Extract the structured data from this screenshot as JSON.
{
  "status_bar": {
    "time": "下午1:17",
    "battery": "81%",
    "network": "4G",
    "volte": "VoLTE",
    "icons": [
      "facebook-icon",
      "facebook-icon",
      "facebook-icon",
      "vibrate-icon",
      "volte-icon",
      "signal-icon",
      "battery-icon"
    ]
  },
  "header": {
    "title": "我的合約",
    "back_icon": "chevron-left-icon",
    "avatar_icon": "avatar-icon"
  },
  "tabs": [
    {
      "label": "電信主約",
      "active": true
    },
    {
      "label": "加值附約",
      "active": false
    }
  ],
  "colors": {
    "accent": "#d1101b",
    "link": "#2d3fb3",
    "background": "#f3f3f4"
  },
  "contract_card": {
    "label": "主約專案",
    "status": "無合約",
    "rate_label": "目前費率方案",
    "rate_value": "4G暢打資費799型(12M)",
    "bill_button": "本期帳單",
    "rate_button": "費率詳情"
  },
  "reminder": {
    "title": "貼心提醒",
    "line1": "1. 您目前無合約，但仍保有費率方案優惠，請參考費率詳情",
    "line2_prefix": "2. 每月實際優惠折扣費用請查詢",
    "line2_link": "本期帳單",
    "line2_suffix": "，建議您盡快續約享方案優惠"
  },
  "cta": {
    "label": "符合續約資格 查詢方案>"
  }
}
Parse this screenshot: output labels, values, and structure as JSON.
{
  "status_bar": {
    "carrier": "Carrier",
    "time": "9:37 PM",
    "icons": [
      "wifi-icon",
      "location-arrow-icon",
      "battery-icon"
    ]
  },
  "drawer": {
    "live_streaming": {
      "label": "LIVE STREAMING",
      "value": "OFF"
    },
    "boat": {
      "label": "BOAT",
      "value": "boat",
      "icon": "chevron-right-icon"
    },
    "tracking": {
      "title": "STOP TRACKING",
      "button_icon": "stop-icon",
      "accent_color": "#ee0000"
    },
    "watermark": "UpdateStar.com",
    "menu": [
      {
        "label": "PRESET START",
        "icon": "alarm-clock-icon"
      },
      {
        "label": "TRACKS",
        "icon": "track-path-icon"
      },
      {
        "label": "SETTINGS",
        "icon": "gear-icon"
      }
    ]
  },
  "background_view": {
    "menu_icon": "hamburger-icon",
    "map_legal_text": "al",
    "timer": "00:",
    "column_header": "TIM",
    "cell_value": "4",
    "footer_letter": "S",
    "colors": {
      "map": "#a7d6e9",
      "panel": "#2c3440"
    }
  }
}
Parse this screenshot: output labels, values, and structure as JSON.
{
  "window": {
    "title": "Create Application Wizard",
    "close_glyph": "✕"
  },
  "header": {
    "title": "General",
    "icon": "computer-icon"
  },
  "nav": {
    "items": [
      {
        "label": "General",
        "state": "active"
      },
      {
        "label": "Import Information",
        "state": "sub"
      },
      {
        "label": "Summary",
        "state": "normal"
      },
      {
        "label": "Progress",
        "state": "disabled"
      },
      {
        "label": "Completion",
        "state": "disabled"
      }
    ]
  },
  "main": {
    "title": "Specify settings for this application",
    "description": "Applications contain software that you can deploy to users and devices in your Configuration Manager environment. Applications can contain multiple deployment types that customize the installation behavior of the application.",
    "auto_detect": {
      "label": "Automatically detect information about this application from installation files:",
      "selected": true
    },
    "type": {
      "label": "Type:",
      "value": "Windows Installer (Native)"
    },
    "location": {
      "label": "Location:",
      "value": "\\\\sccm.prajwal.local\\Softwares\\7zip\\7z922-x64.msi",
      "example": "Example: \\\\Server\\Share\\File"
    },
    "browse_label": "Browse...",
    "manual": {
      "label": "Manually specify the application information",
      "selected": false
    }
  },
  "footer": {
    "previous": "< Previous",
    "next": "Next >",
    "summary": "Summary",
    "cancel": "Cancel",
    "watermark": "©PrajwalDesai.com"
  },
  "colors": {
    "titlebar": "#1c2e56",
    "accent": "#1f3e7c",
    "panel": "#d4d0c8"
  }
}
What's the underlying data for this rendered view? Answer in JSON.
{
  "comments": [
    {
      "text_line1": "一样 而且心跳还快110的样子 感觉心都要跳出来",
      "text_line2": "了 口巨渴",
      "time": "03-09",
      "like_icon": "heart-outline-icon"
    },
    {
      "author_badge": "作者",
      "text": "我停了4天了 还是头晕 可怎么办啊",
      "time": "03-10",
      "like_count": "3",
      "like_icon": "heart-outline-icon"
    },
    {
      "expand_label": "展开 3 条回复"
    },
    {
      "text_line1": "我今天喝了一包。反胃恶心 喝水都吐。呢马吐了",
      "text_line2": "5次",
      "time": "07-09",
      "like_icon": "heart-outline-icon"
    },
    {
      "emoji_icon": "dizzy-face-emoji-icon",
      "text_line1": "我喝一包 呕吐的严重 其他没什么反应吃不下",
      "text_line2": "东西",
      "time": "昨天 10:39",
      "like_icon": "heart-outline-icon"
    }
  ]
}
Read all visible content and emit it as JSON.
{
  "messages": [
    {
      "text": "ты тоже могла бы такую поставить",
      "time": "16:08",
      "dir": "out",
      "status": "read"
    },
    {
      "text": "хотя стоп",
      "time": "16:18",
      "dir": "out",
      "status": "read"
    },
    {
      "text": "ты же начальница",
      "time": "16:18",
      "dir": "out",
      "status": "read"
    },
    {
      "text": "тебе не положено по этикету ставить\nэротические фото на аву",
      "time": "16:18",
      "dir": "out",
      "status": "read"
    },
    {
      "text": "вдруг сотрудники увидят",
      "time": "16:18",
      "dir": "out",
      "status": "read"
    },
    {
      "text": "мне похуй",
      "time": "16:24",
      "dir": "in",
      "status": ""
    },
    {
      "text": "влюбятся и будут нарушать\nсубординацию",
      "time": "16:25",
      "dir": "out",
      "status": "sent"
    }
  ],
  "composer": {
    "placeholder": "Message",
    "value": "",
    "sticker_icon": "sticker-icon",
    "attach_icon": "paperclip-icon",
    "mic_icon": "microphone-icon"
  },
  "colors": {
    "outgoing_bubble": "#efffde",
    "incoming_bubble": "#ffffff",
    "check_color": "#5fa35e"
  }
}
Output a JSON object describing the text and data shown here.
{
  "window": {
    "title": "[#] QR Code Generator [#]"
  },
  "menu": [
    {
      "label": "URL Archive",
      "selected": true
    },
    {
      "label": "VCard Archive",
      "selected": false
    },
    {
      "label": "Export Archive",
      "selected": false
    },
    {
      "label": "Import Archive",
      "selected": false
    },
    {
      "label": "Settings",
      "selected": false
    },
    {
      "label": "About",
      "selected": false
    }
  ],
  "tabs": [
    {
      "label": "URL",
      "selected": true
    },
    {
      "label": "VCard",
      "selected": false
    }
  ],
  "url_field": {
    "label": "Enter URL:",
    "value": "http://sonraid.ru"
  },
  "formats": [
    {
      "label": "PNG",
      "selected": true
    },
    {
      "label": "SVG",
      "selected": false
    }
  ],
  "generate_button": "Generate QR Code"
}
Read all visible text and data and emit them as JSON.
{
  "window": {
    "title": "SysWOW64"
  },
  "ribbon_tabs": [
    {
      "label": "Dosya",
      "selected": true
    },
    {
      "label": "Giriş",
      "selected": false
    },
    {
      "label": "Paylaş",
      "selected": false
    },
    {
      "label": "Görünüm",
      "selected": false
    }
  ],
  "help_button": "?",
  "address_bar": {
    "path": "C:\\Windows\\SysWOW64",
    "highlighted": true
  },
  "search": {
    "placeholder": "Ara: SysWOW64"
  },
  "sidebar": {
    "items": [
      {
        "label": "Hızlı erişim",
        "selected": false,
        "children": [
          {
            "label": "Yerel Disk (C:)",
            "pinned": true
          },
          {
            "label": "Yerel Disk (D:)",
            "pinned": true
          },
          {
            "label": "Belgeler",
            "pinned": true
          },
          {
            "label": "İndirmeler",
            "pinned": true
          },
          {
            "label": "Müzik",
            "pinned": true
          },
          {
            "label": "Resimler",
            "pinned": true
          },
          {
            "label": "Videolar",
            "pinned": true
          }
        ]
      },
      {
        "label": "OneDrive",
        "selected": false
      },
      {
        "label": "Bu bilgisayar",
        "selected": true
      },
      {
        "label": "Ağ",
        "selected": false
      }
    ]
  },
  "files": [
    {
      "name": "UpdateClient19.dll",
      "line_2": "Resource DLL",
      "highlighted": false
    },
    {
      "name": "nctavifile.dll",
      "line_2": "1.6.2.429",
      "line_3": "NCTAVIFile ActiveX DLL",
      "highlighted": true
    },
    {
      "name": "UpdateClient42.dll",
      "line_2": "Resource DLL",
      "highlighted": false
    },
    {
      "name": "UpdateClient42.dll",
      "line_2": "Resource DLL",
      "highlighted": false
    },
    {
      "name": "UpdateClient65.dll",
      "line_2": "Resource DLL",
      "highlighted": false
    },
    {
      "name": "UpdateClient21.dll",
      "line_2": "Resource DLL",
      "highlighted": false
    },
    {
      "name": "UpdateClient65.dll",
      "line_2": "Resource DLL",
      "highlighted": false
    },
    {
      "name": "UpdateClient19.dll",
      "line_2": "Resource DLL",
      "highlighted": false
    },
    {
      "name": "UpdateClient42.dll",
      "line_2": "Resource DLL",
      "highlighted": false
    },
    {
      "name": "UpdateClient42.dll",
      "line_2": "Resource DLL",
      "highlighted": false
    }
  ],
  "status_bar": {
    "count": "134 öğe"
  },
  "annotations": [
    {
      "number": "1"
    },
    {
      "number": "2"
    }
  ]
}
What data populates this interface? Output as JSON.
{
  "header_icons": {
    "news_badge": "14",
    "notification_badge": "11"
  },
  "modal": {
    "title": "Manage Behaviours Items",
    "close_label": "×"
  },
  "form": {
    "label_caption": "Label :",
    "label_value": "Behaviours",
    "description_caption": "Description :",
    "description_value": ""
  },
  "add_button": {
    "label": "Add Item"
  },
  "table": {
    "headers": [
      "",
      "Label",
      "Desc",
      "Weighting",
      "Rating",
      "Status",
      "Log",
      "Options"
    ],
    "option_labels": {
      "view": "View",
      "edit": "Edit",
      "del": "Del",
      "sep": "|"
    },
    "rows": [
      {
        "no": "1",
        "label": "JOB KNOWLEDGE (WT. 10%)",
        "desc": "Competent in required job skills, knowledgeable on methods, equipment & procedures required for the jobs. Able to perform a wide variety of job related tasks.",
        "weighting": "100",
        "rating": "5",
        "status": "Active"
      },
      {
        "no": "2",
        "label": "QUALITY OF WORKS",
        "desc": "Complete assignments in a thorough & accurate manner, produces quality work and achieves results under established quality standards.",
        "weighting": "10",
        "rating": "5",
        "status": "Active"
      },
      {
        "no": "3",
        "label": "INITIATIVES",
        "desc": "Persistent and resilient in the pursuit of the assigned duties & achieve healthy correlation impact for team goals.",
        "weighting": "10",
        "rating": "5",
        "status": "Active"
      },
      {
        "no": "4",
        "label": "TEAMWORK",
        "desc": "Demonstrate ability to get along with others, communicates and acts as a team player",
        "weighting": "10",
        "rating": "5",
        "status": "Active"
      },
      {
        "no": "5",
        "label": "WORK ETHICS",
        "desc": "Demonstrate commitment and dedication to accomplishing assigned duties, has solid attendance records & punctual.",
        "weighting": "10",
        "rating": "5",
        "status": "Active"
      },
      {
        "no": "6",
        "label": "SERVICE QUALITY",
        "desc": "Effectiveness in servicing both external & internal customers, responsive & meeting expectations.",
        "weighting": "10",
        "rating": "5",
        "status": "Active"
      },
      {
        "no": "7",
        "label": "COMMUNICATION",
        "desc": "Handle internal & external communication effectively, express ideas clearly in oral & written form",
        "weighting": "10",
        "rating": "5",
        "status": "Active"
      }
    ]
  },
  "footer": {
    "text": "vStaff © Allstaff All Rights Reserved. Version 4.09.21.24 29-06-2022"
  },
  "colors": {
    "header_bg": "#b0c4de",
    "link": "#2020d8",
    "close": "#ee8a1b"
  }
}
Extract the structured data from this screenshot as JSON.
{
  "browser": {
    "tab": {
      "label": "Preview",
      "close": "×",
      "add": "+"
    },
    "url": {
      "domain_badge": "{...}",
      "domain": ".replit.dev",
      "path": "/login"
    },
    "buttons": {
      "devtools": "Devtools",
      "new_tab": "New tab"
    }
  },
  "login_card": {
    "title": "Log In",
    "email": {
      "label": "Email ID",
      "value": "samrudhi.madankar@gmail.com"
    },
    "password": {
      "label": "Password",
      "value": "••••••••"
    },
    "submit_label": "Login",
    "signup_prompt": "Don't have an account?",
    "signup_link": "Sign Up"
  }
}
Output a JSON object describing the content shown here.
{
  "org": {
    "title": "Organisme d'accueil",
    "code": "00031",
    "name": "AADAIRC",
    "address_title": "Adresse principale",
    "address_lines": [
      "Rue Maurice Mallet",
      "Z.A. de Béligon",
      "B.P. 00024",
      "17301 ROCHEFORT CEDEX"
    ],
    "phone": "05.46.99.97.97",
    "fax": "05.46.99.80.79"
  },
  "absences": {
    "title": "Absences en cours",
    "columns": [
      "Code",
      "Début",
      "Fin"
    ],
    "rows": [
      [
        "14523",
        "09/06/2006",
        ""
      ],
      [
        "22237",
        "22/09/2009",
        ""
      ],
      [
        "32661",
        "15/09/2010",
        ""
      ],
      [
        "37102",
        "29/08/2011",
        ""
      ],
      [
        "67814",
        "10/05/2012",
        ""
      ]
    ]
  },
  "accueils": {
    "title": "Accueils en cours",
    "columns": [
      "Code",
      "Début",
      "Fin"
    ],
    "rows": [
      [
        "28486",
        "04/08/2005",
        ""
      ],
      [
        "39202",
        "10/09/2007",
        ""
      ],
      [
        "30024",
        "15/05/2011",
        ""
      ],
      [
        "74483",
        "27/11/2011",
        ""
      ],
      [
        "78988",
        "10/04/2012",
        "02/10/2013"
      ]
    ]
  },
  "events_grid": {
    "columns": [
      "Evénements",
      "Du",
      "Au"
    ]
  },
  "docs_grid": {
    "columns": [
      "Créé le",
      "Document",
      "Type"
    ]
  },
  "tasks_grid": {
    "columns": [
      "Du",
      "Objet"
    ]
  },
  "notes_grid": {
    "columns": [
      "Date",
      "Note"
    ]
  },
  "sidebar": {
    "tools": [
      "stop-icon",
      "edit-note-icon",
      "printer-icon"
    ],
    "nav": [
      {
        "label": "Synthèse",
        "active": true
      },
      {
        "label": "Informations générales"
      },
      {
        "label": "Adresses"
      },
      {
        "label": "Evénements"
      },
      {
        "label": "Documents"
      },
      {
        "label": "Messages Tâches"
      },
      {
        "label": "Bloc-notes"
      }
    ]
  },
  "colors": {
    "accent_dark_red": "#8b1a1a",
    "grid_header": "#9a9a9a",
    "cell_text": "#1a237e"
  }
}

◆ Task statement:
Establish how many lines of the records contain the string "installation" and state that number without elaboration.

◆ Worked answer:
2